Going through the material below, please gather all lines with the word "rtEvent" in them.

━━━ DATASET RECORDS

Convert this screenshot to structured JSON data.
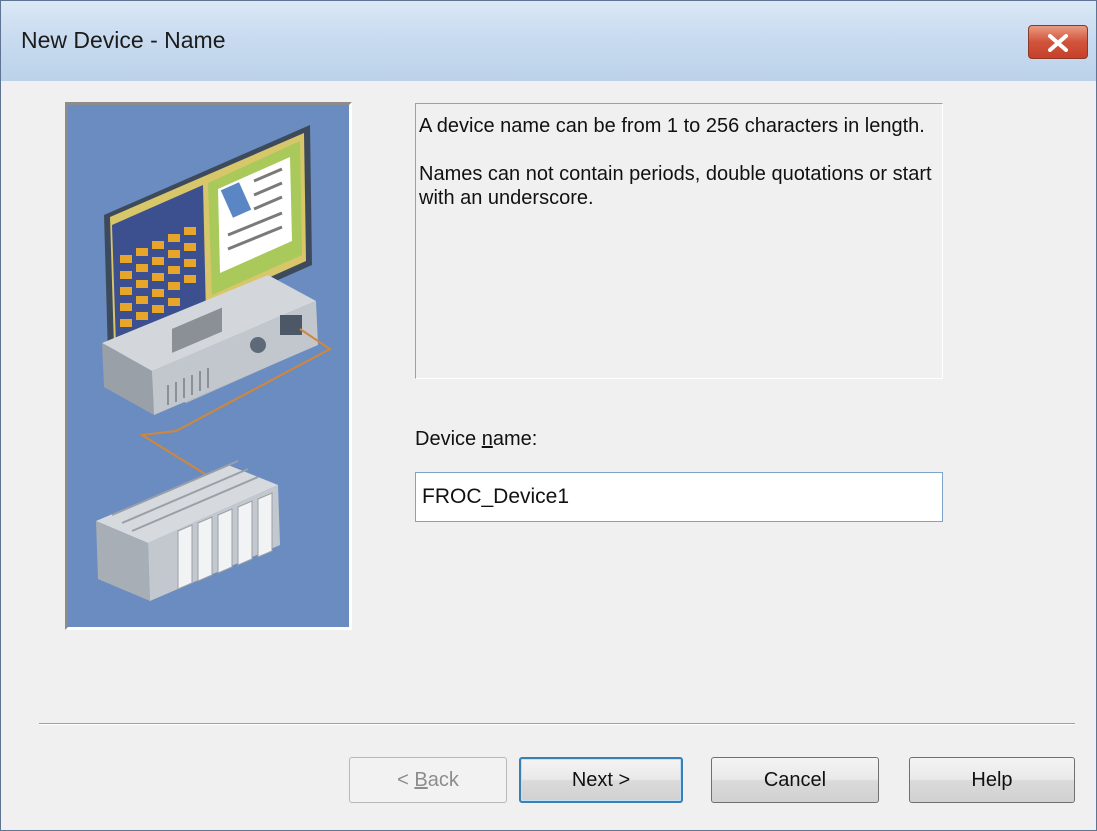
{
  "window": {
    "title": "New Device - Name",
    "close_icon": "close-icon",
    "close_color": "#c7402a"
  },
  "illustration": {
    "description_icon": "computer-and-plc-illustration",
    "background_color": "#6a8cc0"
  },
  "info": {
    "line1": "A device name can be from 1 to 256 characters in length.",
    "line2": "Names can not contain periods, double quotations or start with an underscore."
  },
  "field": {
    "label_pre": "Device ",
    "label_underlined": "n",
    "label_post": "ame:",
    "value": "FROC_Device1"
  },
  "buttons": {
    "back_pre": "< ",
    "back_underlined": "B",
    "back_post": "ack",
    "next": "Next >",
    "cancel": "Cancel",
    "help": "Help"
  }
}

━━━━━━
━━━ DATASET RECORDS

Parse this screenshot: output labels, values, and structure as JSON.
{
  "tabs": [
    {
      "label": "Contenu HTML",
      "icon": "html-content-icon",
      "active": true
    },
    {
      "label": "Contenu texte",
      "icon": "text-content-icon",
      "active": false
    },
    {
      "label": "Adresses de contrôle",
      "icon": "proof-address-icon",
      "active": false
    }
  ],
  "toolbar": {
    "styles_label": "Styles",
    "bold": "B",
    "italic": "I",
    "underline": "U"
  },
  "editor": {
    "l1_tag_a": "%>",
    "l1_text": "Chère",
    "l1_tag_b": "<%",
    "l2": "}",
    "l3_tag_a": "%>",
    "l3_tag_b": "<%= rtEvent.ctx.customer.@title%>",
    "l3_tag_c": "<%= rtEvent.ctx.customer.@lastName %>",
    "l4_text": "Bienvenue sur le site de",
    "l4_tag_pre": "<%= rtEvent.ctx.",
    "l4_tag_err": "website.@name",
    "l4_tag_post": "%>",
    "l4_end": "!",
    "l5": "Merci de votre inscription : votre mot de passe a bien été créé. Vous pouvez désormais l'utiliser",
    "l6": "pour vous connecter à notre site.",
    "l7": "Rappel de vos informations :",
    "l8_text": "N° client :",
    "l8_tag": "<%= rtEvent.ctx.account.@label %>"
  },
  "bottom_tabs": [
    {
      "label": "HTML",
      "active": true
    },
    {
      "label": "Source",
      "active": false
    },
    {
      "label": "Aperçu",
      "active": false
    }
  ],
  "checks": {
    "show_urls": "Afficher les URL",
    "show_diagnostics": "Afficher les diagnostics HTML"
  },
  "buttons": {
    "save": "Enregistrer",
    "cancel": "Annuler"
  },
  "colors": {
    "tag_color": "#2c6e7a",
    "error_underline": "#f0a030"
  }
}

━━━━━━

SOLUTION TO THIS EXERCISE —
    "l3_tag_b": "<%= rtEvent.ctx.customer.@title%>",
    "l3_tag_c": "<%= rtEvent.ctx.customer.@lastName %>",
    "l4_tag_pre": "<%= rtEvent.ctx.",
    "l8_tag": "<%= rtEvent.ctx.account.@label %>"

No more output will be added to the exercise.